— Exercise task —
Lines that include the word "this" are the ones to copy.

— Information supplied —
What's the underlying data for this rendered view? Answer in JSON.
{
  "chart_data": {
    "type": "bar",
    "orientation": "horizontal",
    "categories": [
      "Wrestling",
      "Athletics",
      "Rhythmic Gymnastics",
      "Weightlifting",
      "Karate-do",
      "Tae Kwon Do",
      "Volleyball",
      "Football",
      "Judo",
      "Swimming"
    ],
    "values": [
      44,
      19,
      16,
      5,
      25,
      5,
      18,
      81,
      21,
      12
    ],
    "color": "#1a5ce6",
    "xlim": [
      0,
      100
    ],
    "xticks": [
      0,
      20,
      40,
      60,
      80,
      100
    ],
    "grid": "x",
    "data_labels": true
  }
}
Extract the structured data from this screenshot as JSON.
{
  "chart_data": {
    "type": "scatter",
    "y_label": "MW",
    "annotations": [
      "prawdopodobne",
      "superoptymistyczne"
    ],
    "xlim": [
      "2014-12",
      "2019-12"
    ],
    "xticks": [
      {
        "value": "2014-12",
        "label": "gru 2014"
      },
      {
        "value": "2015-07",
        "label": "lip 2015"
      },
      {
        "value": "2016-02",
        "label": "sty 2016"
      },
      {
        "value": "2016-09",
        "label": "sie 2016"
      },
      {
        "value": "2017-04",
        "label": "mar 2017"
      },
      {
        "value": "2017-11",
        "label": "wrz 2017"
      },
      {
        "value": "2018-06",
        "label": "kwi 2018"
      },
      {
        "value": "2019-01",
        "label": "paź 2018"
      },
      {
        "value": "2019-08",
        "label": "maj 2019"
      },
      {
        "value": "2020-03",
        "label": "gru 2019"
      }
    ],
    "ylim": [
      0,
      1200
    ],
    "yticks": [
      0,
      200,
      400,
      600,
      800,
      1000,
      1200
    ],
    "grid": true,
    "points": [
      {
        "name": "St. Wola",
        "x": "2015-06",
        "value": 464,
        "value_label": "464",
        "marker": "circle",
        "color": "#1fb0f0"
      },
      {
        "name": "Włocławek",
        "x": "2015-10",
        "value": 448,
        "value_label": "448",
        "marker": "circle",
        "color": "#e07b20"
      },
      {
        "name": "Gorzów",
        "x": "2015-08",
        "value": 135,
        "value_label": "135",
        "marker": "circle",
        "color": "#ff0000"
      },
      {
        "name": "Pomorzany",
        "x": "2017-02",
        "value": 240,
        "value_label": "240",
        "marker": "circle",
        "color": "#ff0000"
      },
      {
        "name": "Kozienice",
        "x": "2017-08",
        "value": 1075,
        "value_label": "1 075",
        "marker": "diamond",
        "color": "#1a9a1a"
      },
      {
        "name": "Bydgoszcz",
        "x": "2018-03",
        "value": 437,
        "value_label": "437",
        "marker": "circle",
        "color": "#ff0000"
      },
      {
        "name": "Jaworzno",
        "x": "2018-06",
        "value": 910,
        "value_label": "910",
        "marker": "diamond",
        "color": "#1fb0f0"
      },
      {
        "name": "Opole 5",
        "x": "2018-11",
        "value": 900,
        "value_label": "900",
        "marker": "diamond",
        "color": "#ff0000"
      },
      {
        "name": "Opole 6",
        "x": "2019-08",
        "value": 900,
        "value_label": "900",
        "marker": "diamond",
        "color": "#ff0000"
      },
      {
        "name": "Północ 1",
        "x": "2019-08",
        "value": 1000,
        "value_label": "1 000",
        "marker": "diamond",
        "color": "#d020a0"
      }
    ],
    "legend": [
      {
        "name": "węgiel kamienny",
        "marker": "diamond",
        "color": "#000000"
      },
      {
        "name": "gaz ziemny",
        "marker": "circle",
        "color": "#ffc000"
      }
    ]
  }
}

— Written answer —
What's the underlying data for this rendered view? Answer in JSON.
Extract the structured data from this screenshot as JSON.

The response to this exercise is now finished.